What you need to do:
Copy each record exactly as it reads, leaving out any pictures it holds.

Material provided:
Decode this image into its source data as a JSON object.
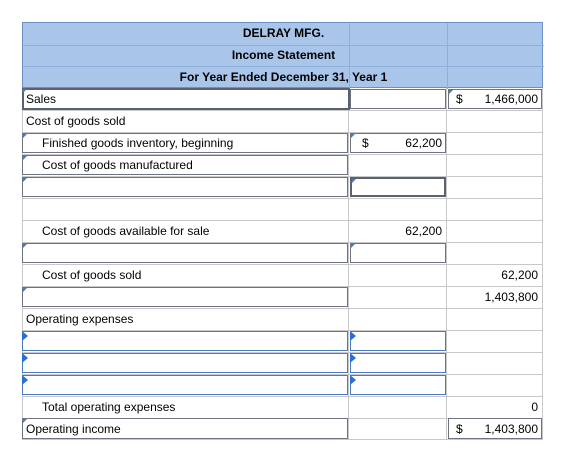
{
  "header": {
    "company": "DELRAY MFG.",
    "statement": "Income Statement",
    "period": "For Year Ended December 31, Year 1"
  },
  "rows": {
    "sales": {
      "label": "Sales",
      "currency": "$",
      "amount": "1,466,000"
    },
    "cogs_heading": {
      "label": "Cost of goods sold"
    },
    "fg_beginning": {
      "label": "Finished goods inventory, beginning",
      "currency": "$",
      "amount": "62,200"
    },
    "cogm": {
      "label": "Cost of goods manufactured"
    },
    "available": {
      "label": "Cost of goods available for sale",
      "amount": "62,200"
    },
    "cogs": {
      "label": "Cost of goods sold",
      "amount": "62,200"
    },
    "gross_profit": {
      "amount": "1,403,800"
    },
    "opex_heading": {
      "label": "Operating expenses"
    },
    "total_opex": {
      "label": "Total operating expenses",
      "amount": "0"
    },
    "operating_income": {
      "label": "Operating income",
      "currency": "$",
      "amount": "1,403,800"
    }
  },
  "colors": {
    "header_bg": "#a9c6ea",
    "input_flag": "#2b6fd6"
  }
}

Output of the task:
Decode this image into its source data as a JSON object.
{
  "header": {
    "company": "DELRAY MFG.",
    "statement": "Income Statement",
    "period": "For Year Ended December 31, Year 1"
  },
  "rows": {
    "sales": {
      "label": "Sales",
      "currency": "$",
      "amount": "1,466,000"
    },
    "cogs_heading": {
      "label": "Cost of goods sold"
    },
    "fg_beginning": {
      "label": "Finished goods inventory, beginning",
      "currency": "$",
      "amount": "62,200"
    },
    "cogm": {
      "label": "Cost of goods manufactured"
    },
    "available": {
      "label": "Cost of goods available for sale",
      "amount": "62,200"
    },
    "cogs": {
      "label": "Cost of goods sold",
      "amount": "62,200"
    },
    "gross_profit": {
      "amount": "1,403,800"
    },
    "opex_heading": {
      "label": "Operating expenses"
    },
    "total_opex": {
      "label": "Total operating expenses",
      "amount": "0"
    },
    "operating_income": {
      "label": "Operating income",
      "currency": "$",
      "amount": "1,403,800"
    }
  },
  "colors": {
    "header_bg": "#a9c6ea",
    "input_flag": "#2b6fd6"
  }
}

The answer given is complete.